Without the images, write out all of the following entries exactly.

═════ STORED RECORDS

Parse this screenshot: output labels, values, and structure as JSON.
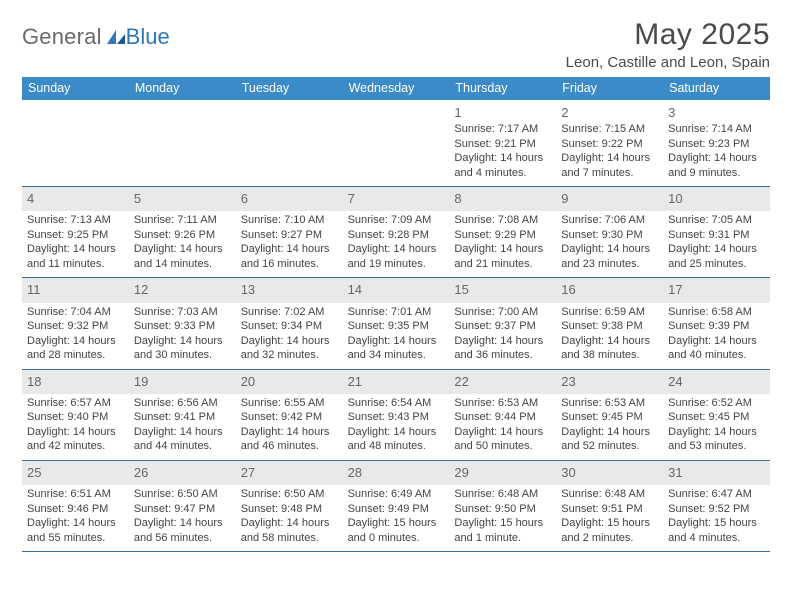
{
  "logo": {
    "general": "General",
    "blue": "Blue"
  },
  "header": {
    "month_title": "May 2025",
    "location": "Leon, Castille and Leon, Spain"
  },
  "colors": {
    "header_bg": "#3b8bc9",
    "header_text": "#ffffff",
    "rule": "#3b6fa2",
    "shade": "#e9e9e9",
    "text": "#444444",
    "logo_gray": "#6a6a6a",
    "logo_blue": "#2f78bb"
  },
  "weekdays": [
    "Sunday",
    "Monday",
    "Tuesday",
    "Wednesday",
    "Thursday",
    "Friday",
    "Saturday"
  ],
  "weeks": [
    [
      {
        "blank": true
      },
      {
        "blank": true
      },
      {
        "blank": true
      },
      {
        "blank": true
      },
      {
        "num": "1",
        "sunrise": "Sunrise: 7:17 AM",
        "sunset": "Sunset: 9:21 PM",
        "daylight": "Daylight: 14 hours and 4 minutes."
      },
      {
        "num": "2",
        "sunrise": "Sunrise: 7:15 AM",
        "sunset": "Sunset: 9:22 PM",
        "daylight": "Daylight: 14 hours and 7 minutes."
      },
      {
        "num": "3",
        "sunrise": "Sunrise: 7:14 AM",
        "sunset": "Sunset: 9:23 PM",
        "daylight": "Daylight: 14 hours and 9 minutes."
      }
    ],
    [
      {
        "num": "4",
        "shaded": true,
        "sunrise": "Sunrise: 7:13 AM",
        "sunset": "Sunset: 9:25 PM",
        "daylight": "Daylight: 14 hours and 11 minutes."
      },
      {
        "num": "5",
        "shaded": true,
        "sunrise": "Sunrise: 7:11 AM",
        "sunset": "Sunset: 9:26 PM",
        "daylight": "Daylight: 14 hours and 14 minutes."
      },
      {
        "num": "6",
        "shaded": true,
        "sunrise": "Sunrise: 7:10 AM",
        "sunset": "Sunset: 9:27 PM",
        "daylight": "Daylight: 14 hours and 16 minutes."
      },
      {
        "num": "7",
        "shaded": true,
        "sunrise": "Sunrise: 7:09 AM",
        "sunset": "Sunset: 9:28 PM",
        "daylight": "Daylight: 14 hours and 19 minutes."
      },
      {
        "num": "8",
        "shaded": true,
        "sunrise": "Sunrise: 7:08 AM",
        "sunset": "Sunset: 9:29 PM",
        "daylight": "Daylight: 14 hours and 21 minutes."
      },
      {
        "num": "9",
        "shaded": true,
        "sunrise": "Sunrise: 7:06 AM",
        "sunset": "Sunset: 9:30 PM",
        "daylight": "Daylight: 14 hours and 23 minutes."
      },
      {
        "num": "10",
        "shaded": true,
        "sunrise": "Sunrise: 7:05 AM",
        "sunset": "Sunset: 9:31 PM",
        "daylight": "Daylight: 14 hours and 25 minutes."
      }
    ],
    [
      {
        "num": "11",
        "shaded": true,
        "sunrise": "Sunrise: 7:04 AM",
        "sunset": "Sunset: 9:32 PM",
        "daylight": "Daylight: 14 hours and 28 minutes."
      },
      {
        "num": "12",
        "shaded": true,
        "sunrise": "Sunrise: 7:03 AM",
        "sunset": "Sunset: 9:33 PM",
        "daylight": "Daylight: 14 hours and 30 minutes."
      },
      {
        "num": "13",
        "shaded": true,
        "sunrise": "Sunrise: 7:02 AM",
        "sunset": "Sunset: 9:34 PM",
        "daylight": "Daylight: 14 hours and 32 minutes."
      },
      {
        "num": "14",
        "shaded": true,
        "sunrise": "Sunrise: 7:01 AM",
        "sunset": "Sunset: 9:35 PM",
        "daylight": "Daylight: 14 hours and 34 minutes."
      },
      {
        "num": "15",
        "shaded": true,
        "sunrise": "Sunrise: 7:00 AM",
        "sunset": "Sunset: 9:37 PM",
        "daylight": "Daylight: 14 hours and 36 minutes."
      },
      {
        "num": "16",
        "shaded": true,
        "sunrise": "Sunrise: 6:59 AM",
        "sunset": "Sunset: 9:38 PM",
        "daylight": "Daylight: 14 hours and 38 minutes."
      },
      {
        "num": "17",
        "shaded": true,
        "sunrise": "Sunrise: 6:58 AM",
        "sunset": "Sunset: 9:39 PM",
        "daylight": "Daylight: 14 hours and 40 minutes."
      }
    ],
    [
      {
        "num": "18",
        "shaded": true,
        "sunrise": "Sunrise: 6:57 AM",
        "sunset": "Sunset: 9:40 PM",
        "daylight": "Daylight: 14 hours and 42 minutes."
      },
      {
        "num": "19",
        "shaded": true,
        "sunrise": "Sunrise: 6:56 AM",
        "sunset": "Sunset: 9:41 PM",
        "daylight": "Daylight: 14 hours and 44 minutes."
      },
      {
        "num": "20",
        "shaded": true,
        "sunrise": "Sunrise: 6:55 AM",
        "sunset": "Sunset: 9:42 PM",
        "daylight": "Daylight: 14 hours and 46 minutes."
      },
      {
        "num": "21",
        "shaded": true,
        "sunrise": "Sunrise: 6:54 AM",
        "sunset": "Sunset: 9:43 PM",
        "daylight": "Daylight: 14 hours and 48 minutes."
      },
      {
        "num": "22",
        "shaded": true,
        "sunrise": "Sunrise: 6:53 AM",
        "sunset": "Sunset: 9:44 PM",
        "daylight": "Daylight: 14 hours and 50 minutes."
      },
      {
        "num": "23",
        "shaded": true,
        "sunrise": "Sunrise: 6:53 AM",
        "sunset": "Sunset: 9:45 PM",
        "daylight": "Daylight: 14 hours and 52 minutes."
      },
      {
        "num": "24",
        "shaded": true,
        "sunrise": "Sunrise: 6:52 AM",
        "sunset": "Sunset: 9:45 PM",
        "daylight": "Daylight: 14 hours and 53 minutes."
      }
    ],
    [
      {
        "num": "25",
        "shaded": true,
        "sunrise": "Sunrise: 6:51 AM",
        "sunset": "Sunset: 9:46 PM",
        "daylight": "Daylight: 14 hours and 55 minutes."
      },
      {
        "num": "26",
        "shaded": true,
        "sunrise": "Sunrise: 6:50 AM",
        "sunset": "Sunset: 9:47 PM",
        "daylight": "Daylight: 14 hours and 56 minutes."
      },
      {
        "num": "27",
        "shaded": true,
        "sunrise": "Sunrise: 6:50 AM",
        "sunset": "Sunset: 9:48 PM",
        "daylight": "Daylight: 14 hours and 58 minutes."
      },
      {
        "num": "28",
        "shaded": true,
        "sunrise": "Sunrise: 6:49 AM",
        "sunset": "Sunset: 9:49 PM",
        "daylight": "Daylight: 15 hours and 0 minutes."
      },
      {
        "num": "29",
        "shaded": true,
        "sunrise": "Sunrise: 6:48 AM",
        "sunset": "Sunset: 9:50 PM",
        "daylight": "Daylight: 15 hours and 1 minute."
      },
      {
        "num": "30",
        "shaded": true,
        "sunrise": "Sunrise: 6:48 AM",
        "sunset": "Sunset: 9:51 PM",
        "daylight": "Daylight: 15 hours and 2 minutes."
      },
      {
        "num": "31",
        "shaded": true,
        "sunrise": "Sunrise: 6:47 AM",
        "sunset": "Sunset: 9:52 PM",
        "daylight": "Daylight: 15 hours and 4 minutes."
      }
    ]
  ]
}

══════════

| CORRECT RESULT |
Parse this screenshot: output labels, values, and structure as JSON.
{
  "logo": {
    "general": "General",
    "blue": "Blue"
  },
  "header": {
    "month_title": "May 2025",
    "location": "Leon, Castille and Leon, Spain"
  },
  "colors": {
    "header_bg": "#3b8bc9",
    "header_text": "#ffffff",
    "rule": "#3b6fa2",
    "shade": "#e9e9e9",
    "text": "#444444",
    "logo_gray": "#6a6a6a",
    "logo_blue": "#2f78bb"
  },
  "weekdays": [
    "Sunday",
    "Monday",
    "Tuesday",
    "Wednesday",
    "Thursday",
    "Friday",
    "Saturday"
  ],
  "weeks": [
    [
      {
        "blank": true
      },
      {
        "blank": true
      },
      {
        "blank": true
      },
      {
        "blank": true
      },
      {
        "num": "1",
        "sunrise": "Sunrise: 7:17 AM",
        "sunset": "Sunset: 9:21 PM",
        "daylight": "Daylight: 14 hours and 4 minutes."
      },
      {
        "num": "2",
        "sunrise": "Sunrise: 7:15 AM",
        "sunset": "Sunset: 9:22 PM",
        "daylight": "Daylight: 14 hours and 7 minutes."
      },
      {
        "num": "3",
        "sunrise": "Sunrise: 7:14 AM",
        "sunset": "Sunset: 9:23 PM",
        "daylight": "Daylight: 14 hours and 9 minutes."
      }
    ],
    [
      {
        "num": "4",
        "shaded": true,
        "sunrise": "Sunrise: 7:13 AM",
        "sunset": "Sunset: 9:25 PM",
        "daylight": "Daylight: 14 hours and 11 minutes."
      },
      {
        "num": "5",
        "shaded": true,
        "sunrise": "Sunrise: 7:11 AM",
        "sunset": "Sunset: 9:26 PM",
        "daylight": "Daylight: 14 hours and 14 minutes."
      },
      {
        "num": "6",
        "shaded": true,
        "sunrise": "Sunrise: 7:10 AM",
        "sunset": "Sunset: 9:27 PM",
        "daylight": "Daylight: 14 hours and 16 minutes."
      },
      {
        "num": "7",
        "shaded": true,
        "sunrise": "Sunrise: 7:09 AM",
        "sunset": "Sunset: 9:28 PM",
        "daylight": "Daylight: 14 hours and 19 minutes."
      },
      {
        "num": "8",
        "shaded": true,
        "sunrise": "Sunrise: 7:08 AM",
        "sunset": "Sunset: 9:29 PM",
        "daylight": "Daylight: 14 hours and 21 minutes."
      },
      {
        "num": "9",
        "shaded": true,
        "sunrise": "Sunrise: 7:06 AM",
        "sunset": "Sunset: 9:30 PM",
        "daylight": "Daylight: 14 hours and 23 minutes."
      },
      {
        "num": "10",
        "shaded": true,
        "sunrise": "Sunrise: 7:05 AM",
        "sunset": "Sunset: 9:31 PM",
        "daylight": "Daylight: 14 hours and 25 minutes."
      }
    ],
    [
      {
        "num": "11",
        "shaded": true,
        "sunrise": "Sunrise: 7:04 AM",
        "sunset": "Sunset: 9:32 PM",
        "daylight": "Daylight: 14 hours and 28 minutes."
      },
      {
        "num": "12",
        "shaded": true,
        "sunrise": "Sunrise: 7:03 AM",
        "sunset": "Sunset: 9:33 PM",
        "daylight": "Daylight: 14 hours and 30 minutes."
      },
      {
        "num": "13",
        "shaded": true,
        "sunrise": "Sunrise: 7:02 AM",
        "sunset": "Sunset: 9:34 PM",
        "daylight": "Daylight: 14 hours and 32 minutes."
      },
      {
        "num": "14",
        "shaded": true,
        "sunrise": "Sunrise: 7:01 AM",
        "sunset": "Sunset: 9:35 PM",
        "daylight": "Daylight: 14 hours and 34 minutes."
      },
      {
        "num": "15",
        "shaded": true,
        "sunrise": "Sunrise: 7:00 AM",
        "sunset": "Sunset: 9:37 PM",
        "daylight": "Daylight: 14 hours and 36 minutes."
      },
      {
        "num": "16",
        "shaded": true,
        "sunrise": "Sunrise: 6:59 AM",
        "sunset": "Sunset: 9:38 PM",
        "daylight": "Daylight: 14 hours and 38 minutes."
      },
      {
        "num": "17",
        "shaded": true,
        "sunrise": "Sunrise: 6:58 AM",
        "sunset": "Sunset: 9:39 PM",
        "daylight": "Daylight: 14 hours and 40 minutes."
      }
    ],
    [
      {
        "num": "18",
        "shaded": true,
        "sunrise": "Sunrise: 6:57 AM",
        "sunset": "Sunset: 9:40 PM",
        "daylight": "Daylight: 14 hours and 42 minutes."
      },
      {
        "num": "19",
        "shaded": true,
        "sunrise": "Sunrise: 6:56 AM",
        "sunset": "Sunset: 9:41 PM",
        "daylight": "Daylight: 14 hours and 44 minutes."
      },
      {
        "num": "20",
        "shaded": true,
        "sunrise": "Sunrise: 6:55 AM",
        "sunset": "Sunset: 9:42 PM",
        "daylight": "Daylight: 14 hours and 46 minutes."
      },
      {
        "num": "21",
        "shaded": true,
        "sunrise": "Sunrise: 6:54 AM",
        "sunset": "Sunset: 9:43 PM",
        "daylight": "Daylight: 14 hours and 48 minutes."
      },
      {
        "num": "22",
        "shaded": true,
        "sunrise": "Sunrise: 6:53 AM",
        "sunset": "Sunset: 9:44 PM",
        "daylight": "Daylight: 14 hours and 50 minutes."
      },
      {
        "num": "23",
        "shaded": true,
        "sunrise": "Sunrise: 6:53 AM",
        "sunset": "Sunset: 9:45 PM",
        "daylight": "Daylight: 14 hours and 52 minutes."
      },
      {
        "num": "24",
        "shaded": true,
        "sunrise": "Sunrise: 6:52 AM",
        "sunset": "Sunset: 9:45 PM",
        "daylight": "Daylight: 14 hours and 53 minutes."
      }
    ],
    [
      {
        "num": "25",
        "shaded": true,
        "sunrise": "Sunrise: 6:51 AM",
        "sunset": "Sunset: 9:46 PM",
        "daylight": "Daylight: 14 hours and 55 minutes."
      },
      {
        "num": "26",
        "shaded": true,
        "sunrise": "Sunrise: 6:50 AM",
        "sunset": "Sunset: 9:47 PM",
        "daylight": "Daylight: 14 hours and 56 minutes."
      },
      {
        "num": "27",
        "shaded": true,
        "sunrise": "Sunrise: 6:50 AM",
        "sunset": "Sunset: 9:48 PM",
        "daylight": "Daylight: 14 hours and 58 minutes."
      },
      {
        "num": "28",
        "shaded": true,
        "sunrise": "Sunrise: 6:49 AM",
        "sunset": "Sunset: 9:49 PM",
        "daylight": "Daylight: 15 hours and 0 minutes."
      },
      {
        "num": "29",
        "shaded": true,
        "sunrise": "Sunrise: 6:48 AM",
        "sunset": "Sunset: 9:50 PM",
        "daylight": "Daylight: 15 hours and 1 minute."
      },
      {
        "num": "30",
        "shaded": true,
        "sunrise": "Sunrise: 6:48 AM",
        "sunset": "Sunset: 9:51 PM",
        "daylight": "Daylight: 15 hours and 2 minutes."
      },
      {
        "num": "31",
        "shaded": true,
        "sunrise": "Sunrise: 6:47 AM",
        "sunset": "Sunset: 9:52 PM",
        "daylight": "Daylight: 15 hours and 4 minutes."
      }
    ]
  ]
}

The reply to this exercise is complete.